Instructions for the task: Each line that holds the word "resolved" counts once. Give the total number of such lines and nothing else.
----- Data provided
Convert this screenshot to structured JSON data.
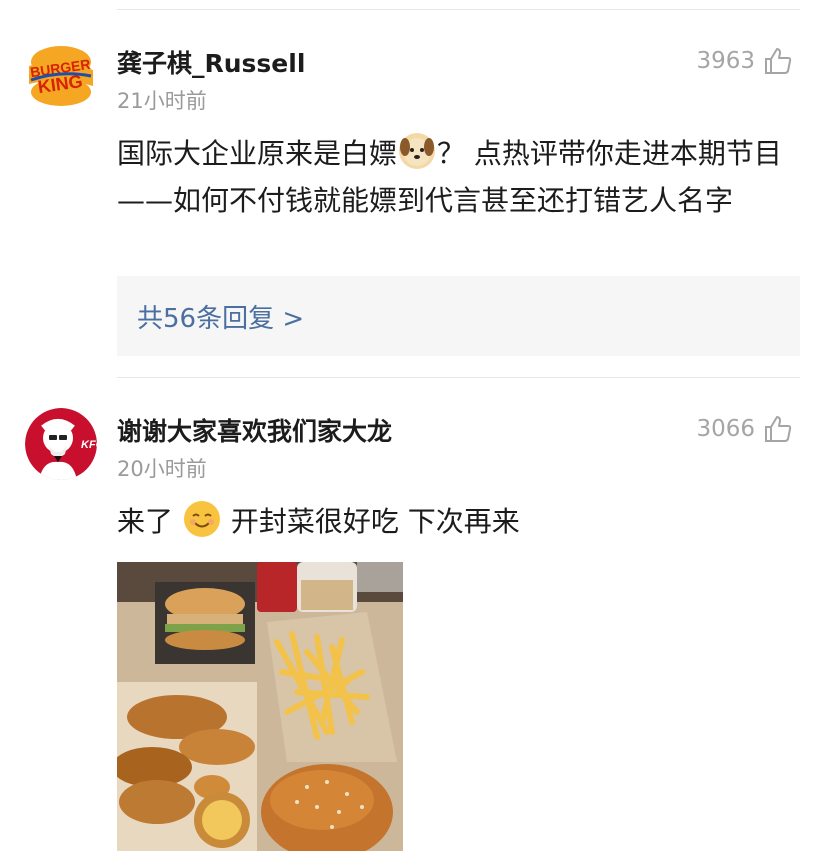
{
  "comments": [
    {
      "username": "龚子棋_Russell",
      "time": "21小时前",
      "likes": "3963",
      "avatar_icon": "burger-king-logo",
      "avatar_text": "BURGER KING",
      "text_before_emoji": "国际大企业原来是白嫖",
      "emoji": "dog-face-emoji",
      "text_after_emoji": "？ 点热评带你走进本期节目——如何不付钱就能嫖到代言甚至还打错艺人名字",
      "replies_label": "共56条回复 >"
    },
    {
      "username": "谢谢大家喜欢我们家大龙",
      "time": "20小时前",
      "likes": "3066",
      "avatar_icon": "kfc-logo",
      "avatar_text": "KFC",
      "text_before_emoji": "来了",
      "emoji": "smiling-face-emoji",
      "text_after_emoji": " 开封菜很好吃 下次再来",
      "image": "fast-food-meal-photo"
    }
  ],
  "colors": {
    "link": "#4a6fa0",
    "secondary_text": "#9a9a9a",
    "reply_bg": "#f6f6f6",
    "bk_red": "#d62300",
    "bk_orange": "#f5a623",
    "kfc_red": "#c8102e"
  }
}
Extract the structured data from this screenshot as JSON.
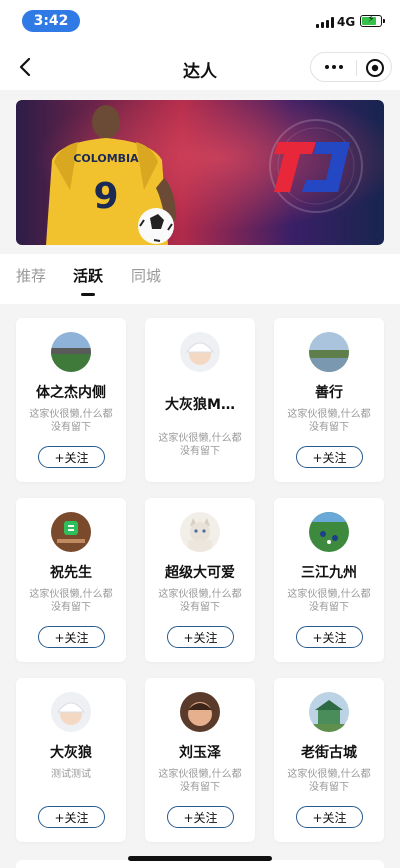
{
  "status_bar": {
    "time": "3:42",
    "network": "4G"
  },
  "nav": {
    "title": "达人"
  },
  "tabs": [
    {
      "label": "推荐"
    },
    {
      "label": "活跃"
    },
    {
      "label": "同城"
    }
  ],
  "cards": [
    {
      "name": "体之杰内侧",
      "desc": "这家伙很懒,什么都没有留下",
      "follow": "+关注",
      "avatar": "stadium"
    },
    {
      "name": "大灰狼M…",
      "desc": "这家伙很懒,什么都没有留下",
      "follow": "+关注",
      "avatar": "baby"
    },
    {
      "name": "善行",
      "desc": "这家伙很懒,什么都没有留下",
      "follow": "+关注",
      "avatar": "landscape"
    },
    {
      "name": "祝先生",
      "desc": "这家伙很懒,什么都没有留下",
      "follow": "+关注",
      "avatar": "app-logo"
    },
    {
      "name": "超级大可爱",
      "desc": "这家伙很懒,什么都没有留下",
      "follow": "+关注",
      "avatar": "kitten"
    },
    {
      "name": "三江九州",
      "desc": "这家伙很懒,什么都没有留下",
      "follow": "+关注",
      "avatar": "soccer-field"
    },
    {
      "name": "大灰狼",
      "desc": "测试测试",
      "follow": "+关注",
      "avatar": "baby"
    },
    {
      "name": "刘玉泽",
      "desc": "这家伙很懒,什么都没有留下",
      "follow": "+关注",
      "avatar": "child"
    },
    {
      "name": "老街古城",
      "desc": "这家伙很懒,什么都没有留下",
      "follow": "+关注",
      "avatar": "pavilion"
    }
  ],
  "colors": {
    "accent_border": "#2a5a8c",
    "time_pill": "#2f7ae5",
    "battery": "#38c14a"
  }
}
----------
----- Data provided
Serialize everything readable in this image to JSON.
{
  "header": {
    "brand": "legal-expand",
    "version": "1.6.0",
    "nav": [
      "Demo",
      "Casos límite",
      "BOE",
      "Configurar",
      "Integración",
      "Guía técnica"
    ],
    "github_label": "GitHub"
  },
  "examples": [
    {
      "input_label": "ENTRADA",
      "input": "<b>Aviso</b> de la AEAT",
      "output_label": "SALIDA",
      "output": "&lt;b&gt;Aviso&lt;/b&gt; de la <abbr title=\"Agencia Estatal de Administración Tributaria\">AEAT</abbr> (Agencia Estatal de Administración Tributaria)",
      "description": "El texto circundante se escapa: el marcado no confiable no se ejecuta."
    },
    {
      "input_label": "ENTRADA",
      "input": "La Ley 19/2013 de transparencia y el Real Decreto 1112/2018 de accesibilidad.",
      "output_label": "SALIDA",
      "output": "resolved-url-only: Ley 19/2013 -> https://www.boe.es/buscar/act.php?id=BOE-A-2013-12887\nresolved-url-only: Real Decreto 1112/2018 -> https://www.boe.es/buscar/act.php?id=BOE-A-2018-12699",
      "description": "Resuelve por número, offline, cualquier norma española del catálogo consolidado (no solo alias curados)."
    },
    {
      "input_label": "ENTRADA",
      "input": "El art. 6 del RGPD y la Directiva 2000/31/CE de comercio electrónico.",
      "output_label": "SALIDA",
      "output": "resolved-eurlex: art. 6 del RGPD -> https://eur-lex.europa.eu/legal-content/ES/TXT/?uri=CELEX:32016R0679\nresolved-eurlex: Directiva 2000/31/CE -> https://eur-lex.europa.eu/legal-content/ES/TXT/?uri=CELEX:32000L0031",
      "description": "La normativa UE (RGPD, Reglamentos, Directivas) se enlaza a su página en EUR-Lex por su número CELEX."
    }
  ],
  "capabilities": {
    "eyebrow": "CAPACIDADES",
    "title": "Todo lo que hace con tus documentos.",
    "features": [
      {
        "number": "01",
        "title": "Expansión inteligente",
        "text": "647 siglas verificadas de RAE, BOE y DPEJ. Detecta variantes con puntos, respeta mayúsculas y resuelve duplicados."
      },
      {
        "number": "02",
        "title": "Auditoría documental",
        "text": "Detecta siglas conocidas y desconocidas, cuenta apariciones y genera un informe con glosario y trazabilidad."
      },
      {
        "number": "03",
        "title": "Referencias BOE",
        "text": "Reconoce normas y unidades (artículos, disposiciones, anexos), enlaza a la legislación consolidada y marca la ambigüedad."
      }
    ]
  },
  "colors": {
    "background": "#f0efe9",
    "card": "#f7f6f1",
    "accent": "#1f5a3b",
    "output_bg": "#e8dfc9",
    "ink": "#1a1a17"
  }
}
----------
----- Data provided
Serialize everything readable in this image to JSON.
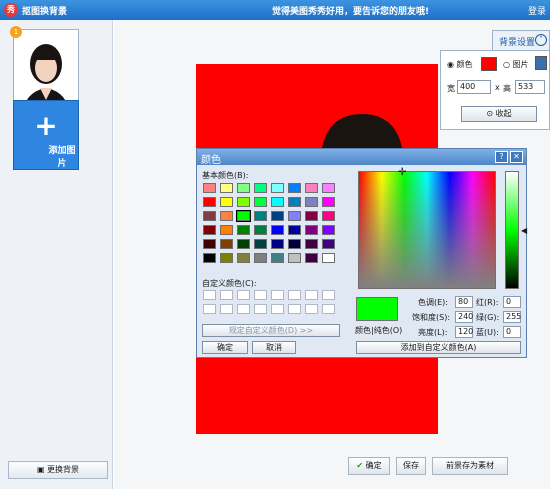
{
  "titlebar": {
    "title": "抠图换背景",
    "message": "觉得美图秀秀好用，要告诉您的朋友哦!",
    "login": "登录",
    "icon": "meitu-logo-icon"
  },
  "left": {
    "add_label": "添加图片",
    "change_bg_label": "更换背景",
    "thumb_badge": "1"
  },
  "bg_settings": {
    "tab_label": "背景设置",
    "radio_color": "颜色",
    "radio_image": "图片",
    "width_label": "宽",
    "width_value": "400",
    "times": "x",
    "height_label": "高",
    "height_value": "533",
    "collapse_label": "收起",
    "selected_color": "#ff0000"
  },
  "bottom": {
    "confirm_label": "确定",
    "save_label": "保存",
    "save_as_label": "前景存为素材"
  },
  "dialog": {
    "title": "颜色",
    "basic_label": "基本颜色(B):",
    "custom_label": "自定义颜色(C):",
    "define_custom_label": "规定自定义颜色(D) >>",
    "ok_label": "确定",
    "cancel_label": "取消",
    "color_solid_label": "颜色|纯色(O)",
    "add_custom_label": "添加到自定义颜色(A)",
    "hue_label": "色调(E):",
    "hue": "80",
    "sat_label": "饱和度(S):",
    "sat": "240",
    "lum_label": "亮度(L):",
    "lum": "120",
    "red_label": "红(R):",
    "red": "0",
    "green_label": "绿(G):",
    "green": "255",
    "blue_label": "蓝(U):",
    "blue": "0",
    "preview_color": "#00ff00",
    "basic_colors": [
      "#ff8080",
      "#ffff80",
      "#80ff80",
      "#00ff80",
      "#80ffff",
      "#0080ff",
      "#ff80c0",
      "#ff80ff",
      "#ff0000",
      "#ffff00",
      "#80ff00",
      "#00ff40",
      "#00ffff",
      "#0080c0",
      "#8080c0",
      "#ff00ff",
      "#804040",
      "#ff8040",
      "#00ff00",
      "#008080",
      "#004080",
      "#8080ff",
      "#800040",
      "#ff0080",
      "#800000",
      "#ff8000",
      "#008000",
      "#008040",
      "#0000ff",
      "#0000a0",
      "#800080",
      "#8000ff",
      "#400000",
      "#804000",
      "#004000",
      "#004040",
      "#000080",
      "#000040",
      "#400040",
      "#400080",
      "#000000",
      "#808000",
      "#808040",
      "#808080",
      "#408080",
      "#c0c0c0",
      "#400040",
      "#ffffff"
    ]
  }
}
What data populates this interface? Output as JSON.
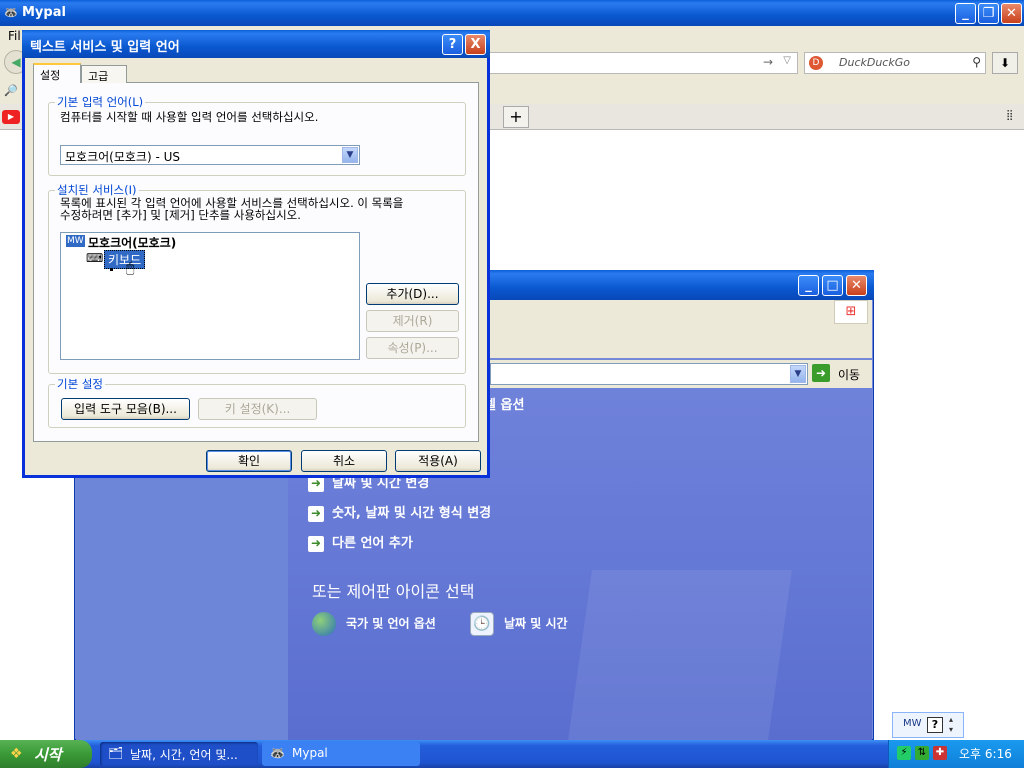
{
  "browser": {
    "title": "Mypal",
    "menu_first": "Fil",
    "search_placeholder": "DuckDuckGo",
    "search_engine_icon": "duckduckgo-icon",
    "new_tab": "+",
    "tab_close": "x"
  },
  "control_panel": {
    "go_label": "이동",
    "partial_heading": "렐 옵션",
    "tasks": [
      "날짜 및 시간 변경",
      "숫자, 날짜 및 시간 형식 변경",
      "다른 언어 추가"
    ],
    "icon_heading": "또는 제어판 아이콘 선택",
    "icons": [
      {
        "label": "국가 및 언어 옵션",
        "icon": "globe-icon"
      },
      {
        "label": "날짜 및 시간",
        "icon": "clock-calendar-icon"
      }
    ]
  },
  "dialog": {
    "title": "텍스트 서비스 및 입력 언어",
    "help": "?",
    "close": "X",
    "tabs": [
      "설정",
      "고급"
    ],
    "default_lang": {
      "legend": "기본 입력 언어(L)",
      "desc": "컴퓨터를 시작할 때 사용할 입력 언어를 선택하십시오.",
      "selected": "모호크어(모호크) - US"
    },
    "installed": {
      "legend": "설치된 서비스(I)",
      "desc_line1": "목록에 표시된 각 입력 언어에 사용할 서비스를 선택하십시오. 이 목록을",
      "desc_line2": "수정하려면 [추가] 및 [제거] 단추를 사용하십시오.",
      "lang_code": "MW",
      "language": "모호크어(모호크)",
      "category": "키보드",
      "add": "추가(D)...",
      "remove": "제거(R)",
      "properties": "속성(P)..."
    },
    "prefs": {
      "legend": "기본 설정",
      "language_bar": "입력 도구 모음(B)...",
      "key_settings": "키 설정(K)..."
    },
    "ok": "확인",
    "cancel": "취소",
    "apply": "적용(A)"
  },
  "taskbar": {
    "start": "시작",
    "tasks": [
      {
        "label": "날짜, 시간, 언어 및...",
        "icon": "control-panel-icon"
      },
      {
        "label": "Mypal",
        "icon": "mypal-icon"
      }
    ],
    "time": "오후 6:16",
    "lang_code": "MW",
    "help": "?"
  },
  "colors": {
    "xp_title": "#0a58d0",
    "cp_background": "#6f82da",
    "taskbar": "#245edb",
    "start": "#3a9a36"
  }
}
----------
Answer for this exercise: 2